* WHAT IS BEING ASKED *
Find the lines with "JSON" in them and copy them out.

* GIVEN ENTRIES *
begin

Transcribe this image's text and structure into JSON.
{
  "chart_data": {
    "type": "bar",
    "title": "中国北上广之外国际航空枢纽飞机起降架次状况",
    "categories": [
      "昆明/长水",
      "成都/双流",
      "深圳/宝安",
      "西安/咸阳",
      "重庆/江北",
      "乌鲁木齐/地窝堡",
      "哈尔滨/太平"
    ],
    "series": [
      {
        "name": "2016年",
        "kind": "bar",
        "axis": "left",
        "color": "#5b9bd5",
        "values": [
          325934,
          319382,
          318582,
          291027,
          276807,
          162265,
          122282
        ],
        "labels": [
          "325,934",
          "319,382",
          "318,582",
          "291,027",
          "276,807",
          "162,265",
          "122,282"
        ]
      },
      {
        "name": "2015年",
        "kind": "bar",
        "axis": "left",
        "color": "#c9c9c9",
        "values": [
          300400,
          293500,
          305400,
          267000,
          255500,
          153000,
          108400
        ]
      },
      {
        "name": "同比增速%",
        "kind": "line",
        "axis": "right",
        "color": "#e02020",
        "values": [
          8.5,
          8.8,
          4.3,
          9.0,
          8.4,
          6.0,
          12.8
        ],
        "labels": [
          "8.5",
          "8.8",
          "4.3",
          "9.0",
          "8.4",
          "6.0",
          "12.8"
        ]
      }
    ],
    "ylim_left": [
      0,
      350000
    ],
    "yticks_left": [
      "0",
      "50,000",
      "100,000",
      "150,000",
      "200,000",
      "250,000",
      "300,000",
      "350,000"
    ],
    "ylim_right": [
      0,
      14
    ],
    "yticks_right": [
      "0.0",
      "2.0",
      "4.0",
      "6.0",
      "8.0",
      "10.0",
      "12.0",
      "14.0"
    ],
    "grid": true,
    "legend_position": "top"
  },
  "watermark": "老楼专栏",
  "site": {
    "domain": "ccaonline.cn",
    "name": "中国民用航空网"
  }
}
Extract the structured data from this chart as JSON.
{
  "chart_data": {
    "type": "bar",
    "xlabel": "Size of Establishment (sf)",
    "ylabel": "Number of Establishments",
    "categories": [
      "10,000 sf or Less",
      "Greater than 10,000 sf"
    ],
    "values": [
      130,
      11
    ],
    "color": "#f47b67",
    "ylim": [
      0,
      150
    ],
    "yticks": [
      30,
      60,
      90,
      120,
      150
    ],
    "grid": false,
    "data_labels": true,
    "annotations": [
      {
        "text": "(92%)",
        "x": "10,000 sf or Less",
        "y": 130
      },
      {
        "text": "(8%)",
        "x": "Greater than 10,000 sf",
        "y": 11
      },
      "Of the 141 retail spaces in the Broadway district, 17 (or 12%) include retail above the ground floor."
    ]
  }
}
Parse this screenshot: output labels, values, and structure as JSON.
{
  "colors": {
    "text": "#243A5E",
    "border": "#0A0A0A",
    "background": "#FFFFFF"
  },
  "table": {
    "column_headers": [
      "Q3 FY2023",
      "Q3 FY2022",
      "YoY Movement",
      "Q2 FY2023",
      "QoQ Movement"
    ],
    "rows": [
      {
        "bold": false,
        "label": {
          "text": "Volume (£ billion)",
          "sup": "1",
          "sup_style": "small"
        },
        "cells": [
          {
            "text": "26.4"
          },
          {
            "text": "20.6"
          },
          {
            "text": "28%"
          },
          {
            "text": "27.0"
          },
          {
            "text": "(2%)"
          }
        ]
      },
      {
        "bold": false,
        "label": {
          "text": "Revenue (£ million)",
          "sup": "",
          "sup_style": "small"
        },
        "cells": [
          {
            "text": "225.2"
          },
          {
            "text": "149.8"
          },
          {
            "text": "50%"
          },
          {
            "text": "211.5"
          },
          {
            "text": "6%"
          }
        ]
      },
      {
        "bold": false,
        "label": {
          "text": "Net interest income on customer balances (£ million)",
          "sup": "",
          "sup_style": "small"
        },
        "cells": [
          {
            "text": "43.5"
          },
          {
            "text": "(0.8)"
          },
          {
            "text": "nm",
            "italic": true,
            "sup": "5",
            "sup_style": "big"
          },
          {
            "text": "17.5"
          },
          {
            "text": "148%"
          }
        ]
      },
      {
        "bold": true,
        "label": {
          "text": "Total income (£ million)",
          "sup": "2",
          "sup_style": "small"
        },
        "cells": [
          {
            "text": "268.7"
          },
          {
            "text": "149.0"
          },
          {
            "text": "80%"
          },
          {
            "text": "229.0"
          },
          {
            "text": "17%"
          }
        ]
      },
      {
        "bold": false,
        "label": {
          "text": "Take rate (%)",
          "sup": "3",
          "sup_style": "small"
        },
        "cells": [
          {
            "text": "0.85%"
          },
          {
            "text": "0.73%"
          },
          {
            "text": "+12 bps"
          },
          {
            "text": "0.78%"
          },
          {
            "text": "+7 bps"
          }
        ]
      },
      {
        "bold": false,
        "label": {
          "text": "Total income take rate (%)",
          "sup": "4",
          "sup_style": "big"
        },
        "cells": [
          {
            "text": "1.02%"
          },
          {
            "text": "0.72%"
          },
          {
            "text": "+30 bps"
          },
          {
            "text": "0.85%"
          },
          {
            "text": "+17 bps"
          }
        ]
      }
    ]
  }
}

end

* THE RESULT *
Transcribe this image's text and structure into JSON.
Extract the structured data from this chart as JSON.
Parse this screenshot: output labels, values, and structure as JSON.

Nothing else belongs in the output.